§ **The task**:
Rename "interactable" to "clickable" in the lines starting at the first line and ending at the line that contains "left-axis-name: 老年人口数量(亿人) (19, 303, 34, 411)", and return only those lines with nothing else changed.

§ **Listed entries**:
□ □ □ □ □ □ □

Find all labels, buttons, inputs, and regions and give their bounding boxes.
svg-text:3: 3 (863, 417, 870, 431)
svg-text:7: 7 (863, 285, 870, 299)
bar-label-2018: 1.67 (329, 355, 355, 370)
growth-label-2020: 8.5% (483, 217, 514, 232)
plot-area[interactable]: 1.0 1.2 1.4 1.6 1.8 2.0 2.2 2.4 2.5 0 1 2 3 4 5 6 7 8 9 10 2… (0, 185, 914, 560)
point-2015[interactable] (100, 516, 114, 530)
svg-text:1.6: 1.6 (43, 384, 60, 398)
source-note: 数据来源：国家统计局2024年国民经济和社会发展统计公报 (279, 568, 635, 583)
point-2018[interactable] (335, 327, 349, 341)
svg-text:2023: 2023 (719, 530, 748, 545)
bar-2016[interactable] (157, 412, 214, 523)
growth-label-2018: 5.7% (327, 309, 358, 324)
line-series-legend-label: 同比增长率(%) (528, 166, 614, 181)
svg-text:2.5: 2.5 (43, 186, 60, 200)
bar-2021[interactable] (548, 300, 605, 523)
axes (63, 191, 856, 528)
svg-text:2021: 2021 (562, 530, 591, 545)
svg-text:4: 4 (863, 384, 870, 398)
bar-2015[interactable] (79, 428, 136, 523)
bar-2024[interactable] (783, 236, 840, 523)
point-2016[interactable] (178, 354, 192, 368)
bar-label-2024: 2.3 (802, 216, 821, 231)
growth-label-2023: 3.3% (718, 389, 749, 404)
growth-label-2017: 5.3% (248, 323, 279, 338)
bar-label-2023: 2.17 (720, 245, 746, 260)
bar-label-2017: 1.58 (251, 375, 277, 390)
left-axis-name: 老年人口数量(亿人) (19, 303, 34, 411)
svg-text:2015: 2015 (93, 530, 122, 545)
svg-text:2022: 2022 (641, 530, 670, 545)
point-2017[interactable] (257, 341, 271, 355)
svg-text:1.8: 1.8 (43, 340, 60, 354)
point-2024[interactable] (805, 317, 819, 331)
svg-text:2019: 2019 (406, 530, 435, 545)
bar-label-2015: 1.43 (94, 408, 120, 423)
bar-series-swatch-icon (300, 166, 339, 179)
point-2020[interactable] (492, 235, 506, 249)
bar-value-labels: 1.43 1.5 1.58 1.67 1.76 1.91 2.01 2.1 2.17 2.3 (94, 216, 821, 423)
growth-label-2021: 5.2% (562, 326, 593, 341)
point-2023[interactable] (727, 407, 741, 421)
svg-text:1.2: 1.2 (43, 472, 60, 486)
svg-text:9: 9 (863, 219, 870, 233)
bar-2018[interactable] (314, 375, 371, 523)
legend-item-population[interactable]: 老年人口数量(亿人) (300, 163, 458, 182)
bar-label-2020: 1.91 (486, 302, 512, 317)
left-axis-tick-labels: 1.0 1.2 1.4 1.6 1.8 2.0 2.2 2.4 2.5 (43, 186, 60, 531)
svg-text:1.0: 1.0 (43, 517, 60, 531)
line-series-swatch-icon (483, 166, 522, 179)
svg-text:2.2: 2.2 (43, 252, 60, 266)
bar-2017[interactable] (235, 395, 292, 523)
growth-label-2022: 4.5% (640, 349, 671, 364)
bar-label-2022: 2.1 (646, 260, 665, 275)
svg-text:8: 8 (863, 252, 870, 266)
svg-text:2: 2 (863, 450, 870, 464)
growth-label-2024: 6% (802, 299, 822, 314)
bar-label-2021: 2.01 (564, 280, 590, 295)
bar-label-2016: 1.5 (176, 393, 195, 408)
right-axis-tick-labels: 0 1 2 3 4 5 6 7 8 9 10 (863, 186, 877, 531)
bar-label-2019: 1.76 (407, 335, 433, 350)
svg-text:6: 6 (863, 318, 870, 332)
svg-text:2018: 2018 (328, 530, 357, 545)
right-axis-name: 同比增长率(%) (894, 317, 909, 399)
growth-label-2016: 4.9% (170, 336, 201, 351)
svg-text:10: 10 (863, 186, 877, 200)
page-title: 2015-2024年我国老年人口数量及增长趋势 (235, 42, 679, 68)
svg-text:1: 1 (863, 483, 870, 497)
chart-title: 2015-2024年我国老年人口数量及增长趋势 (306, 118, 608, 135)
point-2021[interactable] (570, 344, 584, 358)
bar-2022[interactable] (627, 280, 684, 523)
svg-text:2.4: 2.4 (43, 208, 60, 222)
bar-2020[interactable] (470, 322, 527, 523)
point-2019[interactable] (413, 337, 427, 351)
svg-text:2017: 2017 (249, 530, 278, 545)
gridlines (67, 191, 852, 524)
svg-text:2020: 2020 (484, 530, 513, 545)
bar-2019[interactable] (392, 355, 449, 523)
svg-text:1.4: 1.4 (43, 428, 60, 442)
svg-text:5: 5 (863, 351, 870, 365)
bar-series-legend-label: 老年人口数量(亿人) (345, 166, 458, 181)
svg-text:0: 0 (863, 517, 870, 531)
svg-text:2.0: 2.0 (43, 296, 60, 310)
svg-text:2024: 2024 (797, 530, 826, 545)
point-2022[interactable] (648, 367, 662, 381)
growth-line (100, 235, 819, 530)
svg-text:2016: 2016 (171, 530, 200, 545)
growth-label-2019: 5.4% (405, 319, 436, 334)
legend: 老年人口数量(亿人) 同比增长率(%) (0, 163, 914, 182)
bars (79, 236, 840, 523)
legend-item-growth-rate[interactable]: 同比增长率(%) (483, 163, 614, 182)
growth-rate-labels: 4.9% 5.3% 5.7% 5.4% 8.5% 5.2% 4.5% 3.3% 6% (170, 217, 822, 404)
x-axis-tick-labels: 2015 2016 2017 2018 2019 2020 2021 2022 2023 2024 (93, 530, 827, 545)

□ □ □ □ □ □ □

§ **Exercise solution**:
Find all labels, buttons, inputs, and regions and give their bounding boxes.
svg-text:3: 3 (863, 417, 870, 431)
svg-text:7: 7 (863, 285, 870, 299)
bar-label-2018: 1.67 (329, 355, 355, 370)
growth-label-2020: 8.5% (483, 217, 514, 232)
plot-area[clickable]: 1.0 1.2 1.4 1.6 1.8 2.0 2.2 2.4 2.5 0 1 2 3 4 5 6 7 8 9 10 2… (0, 185, 914, 560)
point-2015[clickable] (100, 516, 114, 530)
svg-text:1.6: 1.6 (43, 384, 60, 398)
source-note: 数据来源：国家统计局2024年国民经济和社会发展统计公报 (279, 568, 635, 583)
point-2018[clickable] (335, 327, 349, 341)
svg-text:2023: 2023 (719, 530, 748, 545)
bar-2016[clickable] (157, 412, 214, 523)
growth-label-2018: 5.7% (327, 309, 358, 324)
line-series-legend-label: 同比增长率(%) (528, 166, 614, 181)
svg-text:2.5: 2.5 (43, 186, 60, 200)
bar-2021[clickable] (548, 300, 605, 523)
axes (63, 191, 856, 528)
svg-text:2021: 2021 (562, 530, 591, 545)
svg-text:4: 4 (863, 384, 870, 398)
bar-2015[clickable] (79, 428, 136, 523)
bar-2024[clickable] (783, 236, 840, 523)
point-2016[clickable] (178, 354, 192, 368)
bar-label-2024: 2.3 (802, 216, 821, 231)
growth-label-2023: 3.3% (718, 389, 749, 404)
growth-label-2017: 5.3% (248, 323, 279, 338)
bar-label-2023: 2.17 (720, 245, 746, 260)
bar-label-2017: 1.58 (251, 375, 277, 390)
left-axis-name: 老年人口数量(亿人) (19, 303, 34, 411)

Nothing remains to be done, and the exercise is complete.